== AVAILABLE RECORDS ==

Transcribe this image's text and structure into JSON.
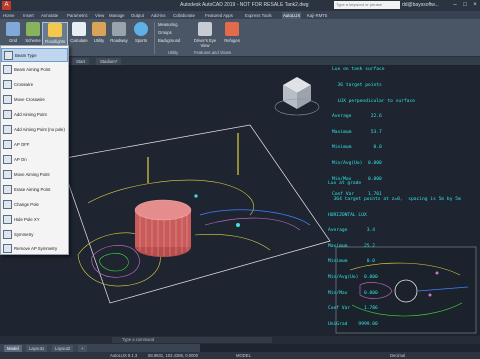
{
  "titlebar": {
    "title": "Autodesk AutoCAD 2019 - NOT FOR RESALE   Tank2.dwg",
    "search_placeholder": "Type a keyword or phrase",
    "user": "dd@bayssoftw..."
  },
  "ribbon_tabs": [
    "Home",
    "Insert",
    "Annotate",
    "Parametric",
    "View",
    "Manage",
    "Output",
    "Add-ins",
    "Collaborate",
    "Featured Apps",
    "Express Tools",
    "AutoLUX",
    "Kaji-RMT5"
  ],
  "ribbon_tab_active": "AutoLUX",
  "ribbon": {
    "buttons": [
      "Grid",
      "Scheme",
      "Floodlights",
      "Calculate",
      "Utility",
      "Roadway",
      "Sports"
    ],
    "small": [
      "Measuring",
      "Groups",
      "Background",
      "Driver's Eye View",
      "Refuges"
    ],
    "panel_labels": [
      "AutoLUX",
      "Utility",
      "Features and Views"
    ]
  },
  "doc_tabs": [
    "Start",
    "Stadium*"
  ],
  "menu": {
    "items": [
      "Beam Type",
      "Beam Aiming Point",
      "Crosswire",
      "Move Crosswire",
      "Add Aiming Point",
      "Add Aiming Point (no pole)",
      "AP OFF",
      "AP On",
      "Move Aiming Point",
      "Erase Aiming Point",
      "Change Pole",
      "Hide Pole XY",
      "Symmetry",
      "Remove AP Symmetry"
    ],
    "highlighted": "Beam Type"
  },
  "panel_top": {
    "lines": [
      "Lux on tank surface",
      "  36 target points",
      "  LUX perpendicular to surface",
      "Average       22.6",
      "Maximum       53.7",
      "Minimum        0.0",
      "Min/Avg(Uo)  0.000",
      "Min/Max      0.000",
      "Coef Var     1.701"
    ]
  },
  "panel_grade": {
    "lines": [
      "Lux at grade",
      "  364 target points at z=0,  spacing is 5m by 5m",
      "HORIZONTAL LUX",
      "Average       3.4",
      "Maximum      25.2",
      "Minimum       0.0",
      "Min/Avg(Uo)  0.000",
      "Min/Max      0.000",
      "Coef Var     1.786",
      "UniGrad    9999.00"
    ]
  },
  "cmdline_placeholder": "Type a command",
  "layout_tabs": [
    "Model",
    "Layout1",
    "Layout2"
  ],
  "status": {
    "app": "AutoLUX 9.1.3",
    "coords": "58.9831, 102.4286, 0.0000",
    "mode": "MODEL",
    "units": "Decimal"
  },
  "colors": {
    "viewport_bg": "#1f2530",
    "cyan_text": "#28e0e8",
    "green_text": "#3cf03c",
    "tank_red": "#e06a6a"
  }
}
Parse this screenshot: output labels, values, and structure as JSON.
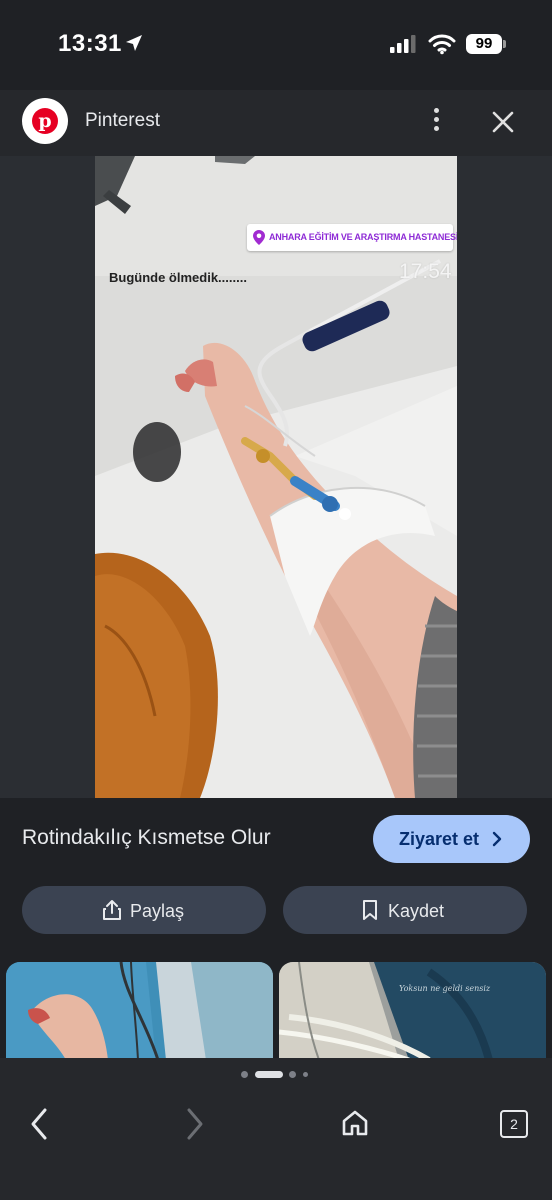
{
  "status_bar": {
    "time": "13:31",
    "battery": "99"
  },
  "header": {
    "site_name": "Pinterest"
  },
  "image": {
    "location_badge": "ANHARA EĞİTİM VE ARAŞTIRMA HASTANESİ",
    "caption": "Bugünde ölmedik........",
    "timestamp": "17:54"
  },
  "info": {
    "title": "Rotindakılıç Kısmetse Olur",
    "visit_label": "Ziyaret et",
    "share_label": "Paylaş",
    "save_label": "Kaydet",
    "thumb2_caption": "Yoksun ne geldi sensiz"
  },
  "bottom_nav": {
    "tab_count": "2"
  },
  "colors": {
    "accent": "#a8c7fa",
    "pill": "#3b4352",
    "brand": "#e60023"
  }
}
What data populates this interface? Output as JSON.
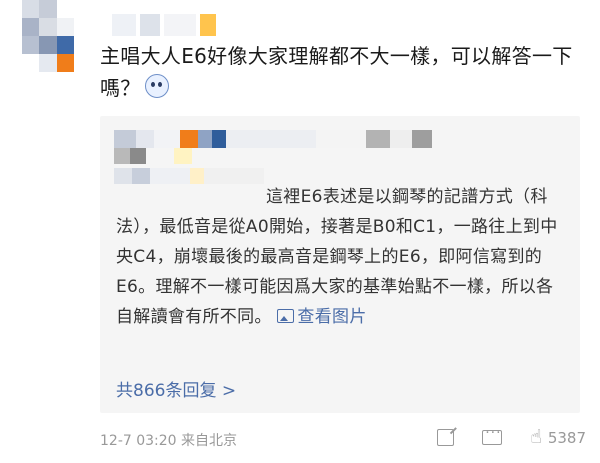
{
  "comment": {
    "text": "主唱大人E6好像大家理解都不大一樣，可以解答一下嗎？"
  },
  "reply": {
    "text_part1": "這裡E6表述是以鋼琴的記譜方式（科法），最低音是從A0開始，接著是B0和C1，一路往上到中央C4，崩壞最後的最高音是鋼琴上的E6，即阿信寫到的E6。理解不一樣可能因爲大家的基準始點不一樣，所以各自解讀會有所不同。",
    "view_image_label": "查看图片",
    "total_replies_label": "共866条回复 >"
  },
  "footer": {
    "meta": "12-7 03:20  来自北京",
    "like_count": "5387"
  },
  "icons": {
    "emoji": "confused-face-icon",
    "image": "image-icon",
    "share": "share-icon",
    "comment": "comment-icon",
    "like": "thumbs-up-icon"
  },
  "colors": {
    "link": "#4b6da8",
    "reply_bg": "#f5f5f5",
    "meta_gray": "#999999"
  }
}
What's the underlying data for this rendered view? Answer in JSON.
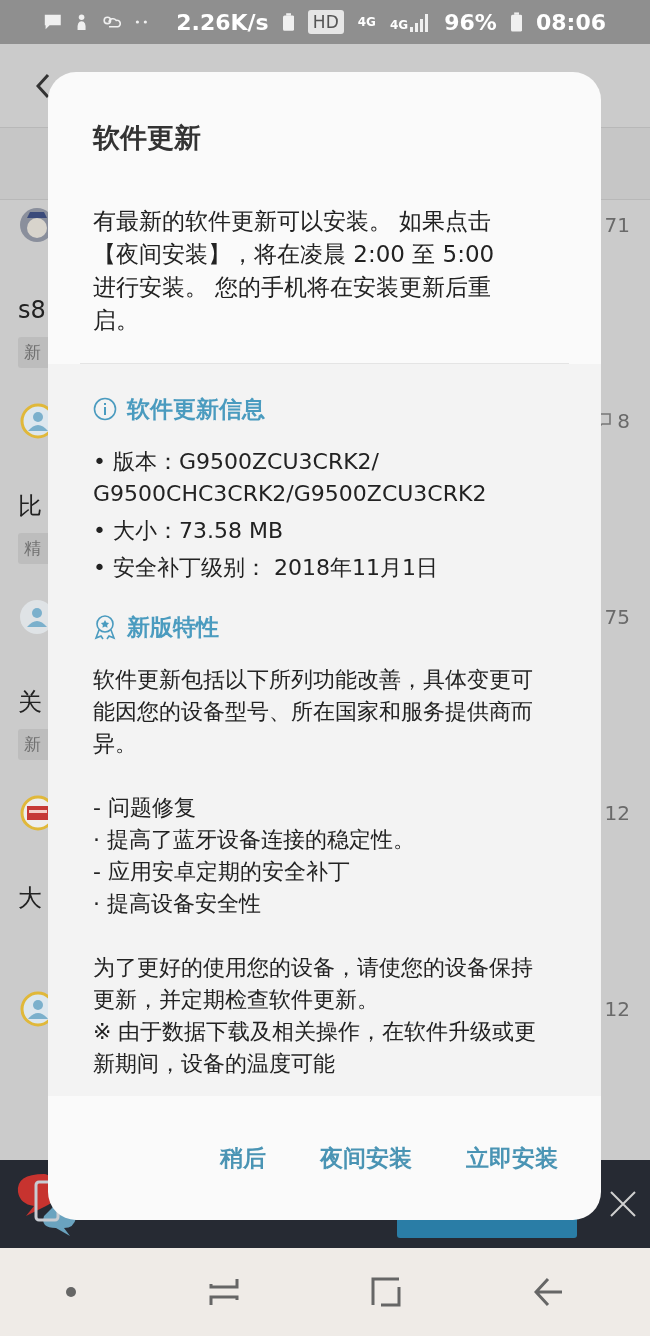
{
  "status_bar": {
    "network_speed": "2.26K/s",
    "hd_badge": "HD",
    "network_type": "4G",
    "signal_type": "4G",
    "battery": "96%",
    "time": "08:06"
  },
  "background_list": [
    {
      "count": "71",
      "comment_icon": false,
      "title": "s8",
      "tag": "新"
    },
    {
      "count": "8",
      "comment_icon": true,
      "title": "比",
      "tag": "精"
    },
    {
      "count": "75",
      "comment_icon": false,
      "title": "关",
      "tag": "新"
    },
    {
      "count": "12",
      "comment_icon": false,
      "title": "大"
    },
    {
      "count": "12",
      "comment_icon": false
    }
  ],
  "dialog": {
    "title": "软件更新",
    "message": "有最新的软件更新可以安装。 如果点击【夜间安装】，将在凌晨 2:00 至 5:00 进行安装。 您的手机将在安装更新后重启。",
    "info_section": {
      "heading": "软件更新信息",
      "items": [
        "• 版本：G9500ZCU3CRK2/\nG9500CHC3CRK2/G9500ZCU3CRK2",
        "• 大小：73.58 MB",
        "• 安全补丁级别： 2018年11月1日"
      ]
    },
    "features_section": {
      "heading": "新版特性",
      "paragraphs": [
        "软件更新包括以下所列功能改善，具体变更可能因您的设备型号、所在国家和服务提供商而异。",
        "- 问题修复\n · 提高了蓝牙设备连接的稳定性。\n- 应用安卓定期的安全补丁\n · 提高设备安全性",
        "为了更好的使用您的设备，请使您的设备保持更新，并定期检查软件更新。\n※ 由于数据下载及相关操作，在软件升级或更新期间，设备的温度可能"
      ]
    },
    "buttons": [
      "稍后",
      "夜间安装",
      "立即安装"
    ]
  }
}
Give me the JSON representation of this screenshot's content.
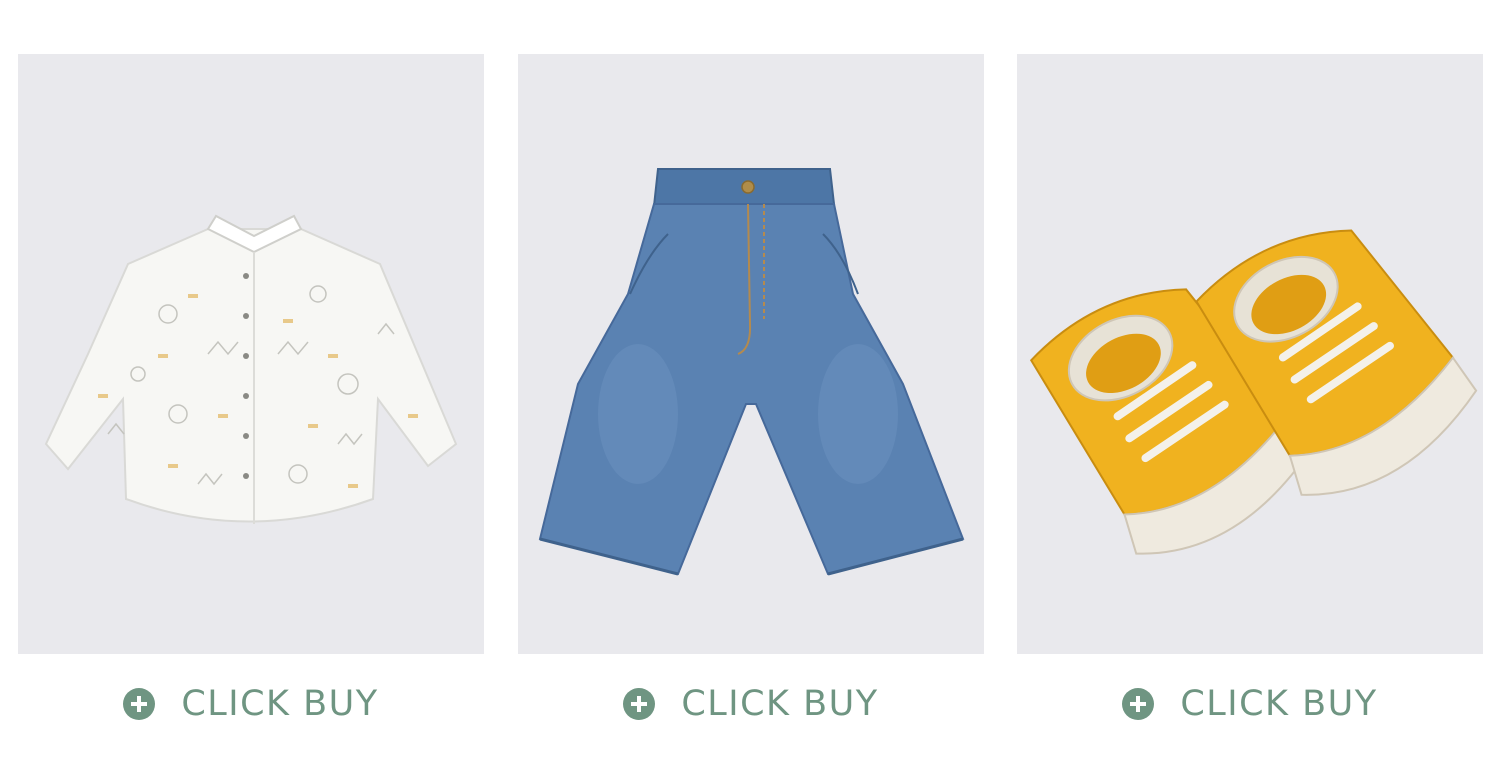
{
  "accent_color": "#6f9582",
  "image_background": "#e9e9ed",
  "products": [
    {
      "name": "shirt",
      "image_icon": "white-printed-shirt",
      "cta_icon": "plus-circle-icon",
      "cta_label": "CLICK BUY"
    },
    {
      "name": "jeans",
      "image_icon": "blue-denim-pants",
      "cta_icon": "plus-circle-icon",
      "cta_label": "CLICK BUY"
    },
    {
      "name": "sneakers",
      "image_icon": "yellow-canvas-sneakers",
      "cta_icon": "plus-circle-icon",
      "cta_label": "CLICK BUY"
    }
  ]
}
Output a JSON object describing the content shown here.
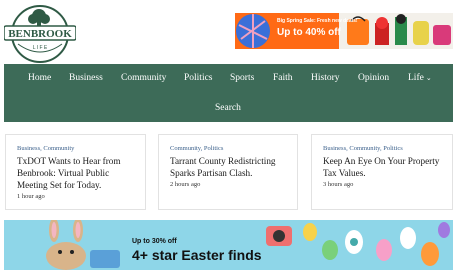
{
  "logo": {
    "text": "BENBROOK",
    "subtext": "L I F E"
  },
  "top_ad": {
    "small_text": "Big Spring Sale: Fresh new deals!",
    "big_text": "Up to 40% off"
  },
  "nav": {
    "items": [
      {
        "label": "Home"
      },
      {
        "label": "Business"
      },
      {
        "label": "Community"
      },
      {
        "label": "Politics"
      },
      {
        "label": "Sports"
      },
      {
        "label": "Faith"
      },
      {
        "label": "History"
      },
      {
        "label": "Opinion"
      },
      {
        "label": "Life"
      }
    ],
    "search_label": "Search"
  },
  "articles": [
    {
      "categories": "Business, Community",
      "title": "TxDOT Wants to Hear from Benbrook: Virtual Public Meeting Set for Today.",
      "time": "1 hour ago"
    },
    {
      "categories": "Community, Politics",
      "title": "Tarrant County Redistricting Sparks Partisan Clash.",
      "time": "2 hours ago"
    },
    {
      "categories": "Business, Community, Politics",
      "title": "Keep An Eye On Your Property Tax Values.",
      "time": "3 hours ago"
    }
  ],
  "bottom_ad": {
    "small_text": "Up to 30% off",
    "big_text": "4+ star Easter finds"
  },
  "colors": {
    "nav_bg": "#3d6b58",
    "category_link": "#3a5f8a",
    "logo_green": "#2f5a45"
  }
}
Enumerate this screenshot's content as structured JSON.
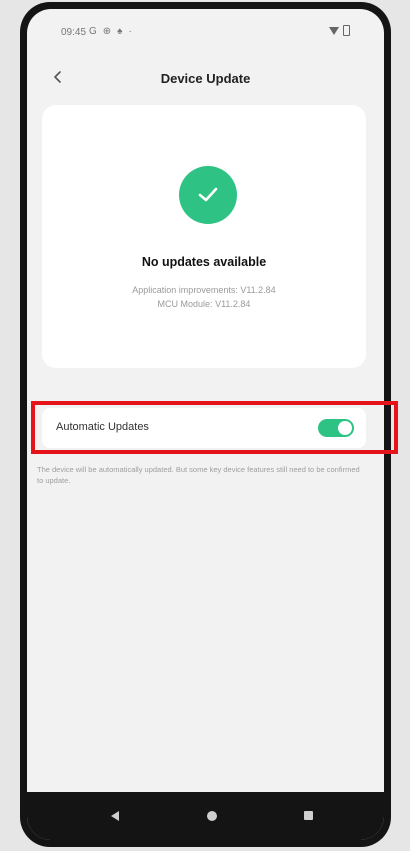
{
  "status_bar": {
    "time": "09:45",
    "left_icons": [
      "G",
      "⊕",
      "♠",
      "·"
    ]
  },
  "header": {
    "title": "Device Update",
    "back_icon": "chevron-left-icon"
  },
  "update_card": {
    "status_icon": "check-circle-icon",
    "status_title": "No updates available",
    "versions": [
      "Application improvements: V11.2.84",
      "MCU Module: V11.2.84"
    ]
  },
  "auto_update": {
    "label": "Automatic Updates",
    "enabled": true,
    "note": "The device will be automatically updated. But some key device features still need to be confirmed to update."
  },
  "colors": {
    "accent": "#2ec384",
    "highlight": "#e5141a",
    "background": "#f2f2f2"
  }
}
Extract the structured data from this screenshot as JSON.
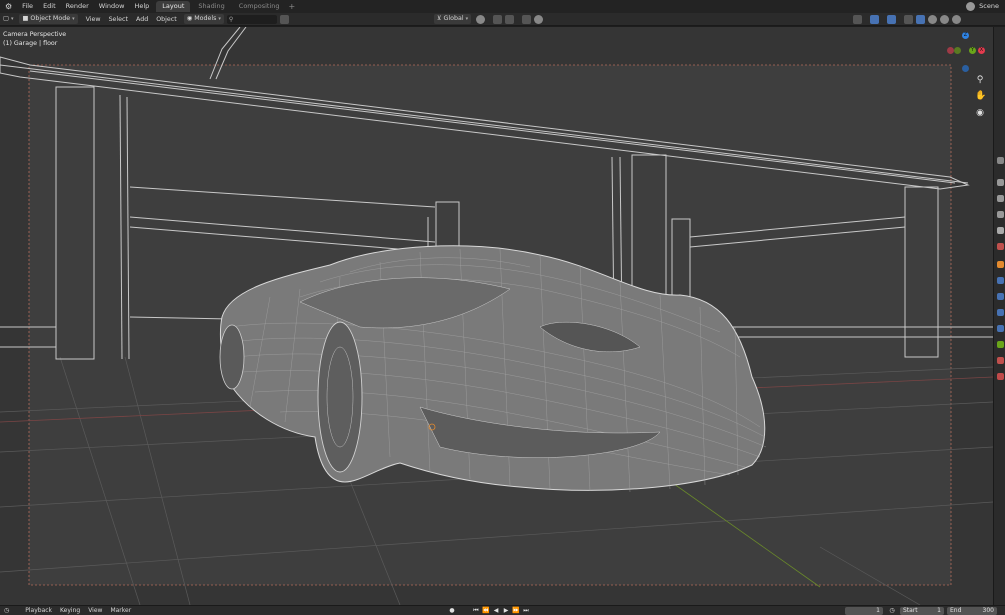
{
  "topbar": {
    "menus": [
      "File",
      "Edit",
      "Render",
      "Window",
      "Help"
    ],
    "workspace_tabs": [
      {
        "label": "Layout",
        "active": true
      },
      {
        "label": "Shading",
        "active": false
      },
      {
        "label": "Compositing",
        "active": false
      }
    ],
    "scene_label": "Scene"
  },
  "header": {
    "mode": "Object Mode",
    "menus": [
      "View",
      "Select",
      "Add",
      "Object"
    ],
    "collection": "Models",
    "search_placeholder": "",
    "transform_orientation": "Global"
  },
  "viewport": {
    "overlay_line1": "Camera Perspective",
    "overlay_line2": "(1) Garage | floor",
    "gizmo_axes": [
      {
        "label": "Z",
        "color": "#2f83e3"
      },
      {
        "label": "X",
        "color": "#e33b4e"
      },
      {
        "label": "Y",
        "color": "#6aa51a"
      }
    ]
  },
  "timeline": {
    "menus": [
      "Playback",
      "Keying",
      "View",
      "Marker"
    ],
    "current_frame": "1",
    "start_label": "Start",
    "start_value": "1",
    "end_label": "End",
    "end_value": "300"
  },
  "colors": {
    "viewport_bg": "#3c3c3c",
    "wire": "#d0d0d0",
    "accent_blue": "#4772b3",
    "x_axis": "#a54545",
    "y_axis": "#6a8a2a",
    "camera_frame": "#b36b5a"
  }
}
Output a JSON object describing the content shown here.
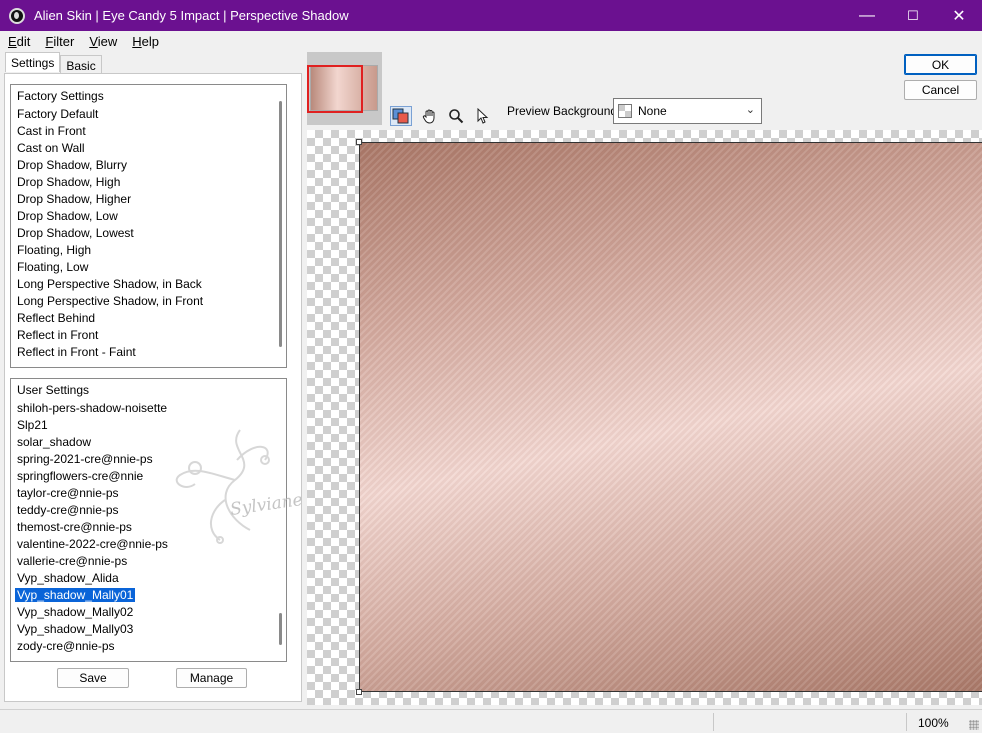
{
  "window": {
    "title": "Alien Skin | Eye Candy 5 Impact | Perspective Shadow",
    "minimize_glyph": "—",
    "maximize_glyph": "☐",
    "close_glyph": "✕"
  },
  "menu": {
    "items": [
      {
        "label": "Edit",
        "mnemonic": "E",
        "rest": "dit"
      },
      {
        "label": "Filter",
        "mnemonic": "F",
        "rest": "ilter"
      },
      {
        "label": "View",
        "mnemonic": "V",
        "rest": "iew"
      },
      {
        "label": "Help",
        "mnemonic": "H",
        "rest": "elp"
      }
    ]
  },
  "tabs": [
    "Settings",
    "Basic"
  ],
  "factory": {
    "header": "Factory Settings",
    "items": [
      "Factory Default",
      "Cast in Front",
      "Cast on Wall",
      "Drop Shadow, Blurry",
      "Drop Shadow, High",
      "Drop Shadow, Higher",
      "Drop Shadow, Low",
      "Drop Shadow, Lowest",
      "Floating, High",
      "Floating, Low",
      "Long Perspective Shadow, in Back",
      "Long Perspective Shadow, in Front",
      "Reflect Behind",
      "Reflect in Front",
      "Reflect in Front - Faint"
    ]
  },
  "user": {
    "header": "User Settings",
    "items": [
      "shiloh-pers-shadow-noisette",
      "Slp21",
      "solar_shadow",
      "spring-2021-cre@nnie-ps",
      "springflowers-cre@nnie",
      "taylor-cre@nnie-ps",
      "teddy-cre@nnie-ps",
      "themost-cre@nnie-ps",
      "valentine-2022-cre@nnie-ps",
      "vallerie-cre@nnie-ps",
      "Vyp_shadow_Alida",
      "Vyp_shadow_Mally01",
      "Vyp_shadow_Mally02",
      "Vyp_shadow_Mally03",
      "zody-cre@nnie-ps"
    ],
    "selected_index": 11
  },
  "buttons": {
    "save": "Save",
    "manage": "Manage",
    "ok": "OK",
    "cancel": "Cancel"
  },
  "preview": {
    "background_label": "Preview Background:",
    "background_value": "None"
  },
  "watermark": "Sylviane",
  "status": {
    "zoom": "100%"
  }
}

===

WHAT IS BEING ASKED: Take every line containing the word "Settings" and copy it.

SOLUTION:
    "Settings",
    "header": "Factory Settings",
    "header": "User Settings",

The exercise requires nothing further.